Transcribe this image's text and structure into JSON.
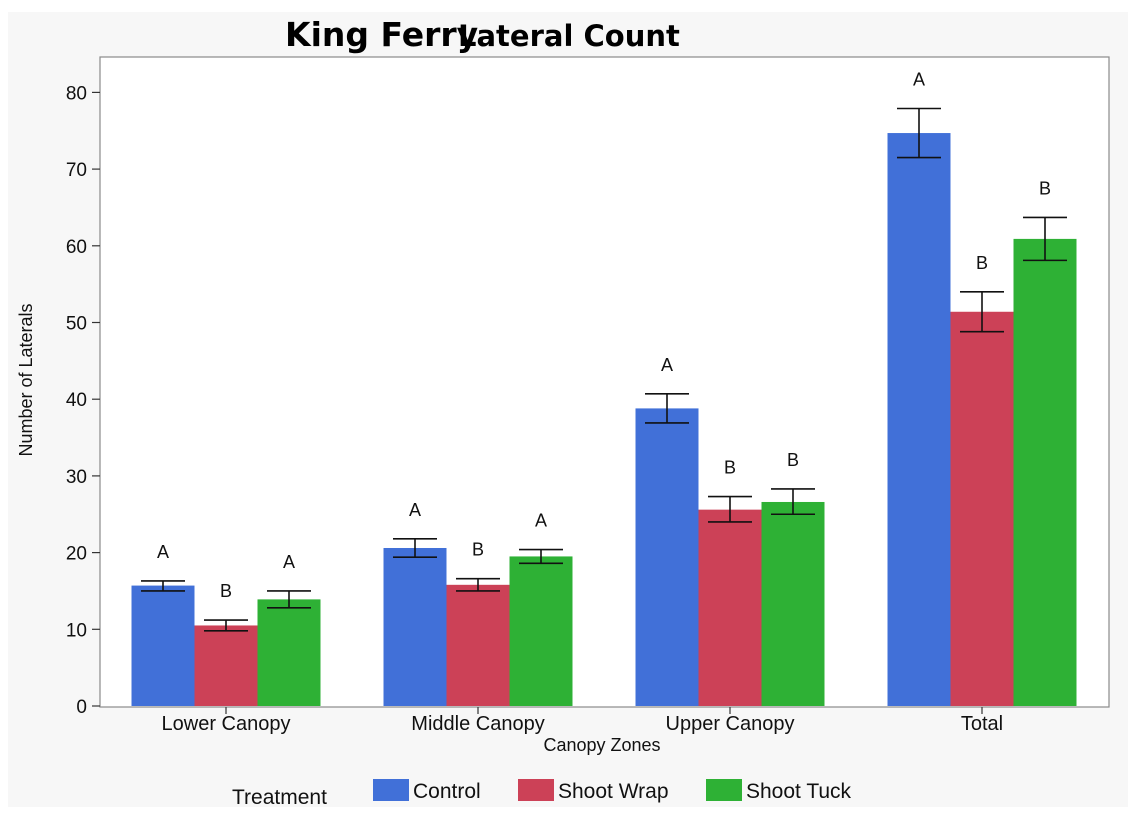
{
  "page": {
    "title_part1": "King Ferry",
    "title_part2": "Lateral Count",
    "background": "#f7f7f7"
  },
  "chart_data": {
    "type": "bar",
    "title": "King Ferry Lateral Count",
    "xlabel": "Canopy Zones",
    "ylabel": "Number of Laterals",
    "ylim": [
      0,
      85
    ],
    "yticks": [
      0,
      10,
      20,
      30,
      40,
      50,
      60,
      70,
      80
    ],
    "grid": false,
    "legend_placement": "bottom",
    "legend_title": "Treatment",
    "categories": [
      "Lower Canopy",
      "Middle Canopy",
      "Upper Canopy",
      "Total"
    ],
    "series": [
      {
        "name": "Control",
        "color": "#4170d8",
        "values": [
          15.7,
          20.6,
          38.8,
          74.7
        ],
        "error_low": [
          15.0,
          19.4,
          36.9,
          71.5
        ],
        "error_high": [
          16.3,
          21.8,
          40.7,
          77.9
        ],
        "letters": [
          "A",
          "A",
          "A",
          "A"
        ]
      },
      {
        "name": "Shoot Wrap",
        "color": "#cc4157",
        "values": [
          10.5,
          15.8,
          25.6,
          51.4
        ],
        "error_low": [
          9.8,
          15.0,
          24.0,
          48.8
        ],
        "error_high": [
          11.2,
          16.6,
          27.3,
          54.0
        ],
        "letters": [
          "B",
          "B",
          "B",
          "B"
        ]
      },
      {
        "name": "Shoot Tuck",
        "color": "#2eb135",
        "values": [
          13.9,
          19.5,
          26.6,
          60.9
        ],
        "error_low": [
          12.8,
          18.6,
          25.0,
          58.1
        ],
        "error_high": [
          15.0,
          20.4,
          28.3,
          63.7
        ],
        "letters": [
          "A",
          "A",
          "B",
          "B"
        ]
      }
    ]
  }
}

┄┄┄┄┄┄

**Aim of the exercise**
Take the data above and repeat it exactly, leaving each picture out.

**Completed exercise**
Transcribe this image's text and structure into JSON.
{
  "page": {
    "title_part1": "King Ferry",
    "title_part2": "Lateral Count",
    "background": "#f7f7f7"
  },
  "chart_data": {
    "type": "bar",
    "title": "King Ferry Lateral Count",
    "xlabel": "Canopy Zones",
    "ylabel": "Number of Laterals",
    "ylim": [
      0,
      85
    ],
    "yticks": [
      0,
      10,
      20,
      30,
      40,
      50,
      60,
      70,
      80
    ],
    "grid": false,
    "legend_placement": "bottom",
    "legend_title": "Treatment",
    "categories": [
      "Lower Canopy",
      "Middle Canopy",
      "Upper Canopy",
      "Total"
    ],
    "series": [
      {
        "name": "Control",
        "color": "#4170d8",
        "values": [
          15.7,
          20.6,
          38.8,
          74.7
        ],
        "error_low": [
          15.0,
          19.4,
          36.9,
          71.5
        ],
        "error_high": [
          16.3,
          21.8,
          40.7,
          77.9
        ],
        "letters": [
          "A",
          "A",
          "A",
          "A"
        ]
      },
      {
        "name": "Shoot Wrap",
        "color": "#cc4157",
        "values": [
          10.5,
          15.8,
          25.6,
          51.4
        ],
        "error_low": [
          9.8,
          15.0,
          24.0,
          48.8
        ],
        "error_high": [
          11.2,
          16.6,
          27.3,
          54.0
        ],
        "letters": [
          "B",
          "B",
          "B",
          "B"
        ]
      },
      {
        "name": "Shoot Tuck",
        "color": "#2eb135",
        "values": [
          13.9,
          19.5,
          26.6,
          60.9
        ],
        "error_low": [
          12.8,
          18.6,
          25.0,
          58.1
        ],
        "error_high": [
          15.0,
          20.4,
          28.3,
          63.7
        ],
        "letters": [
          "A",
          "A",
          "B",
          "B"
        ]
      }
    ]
  }
}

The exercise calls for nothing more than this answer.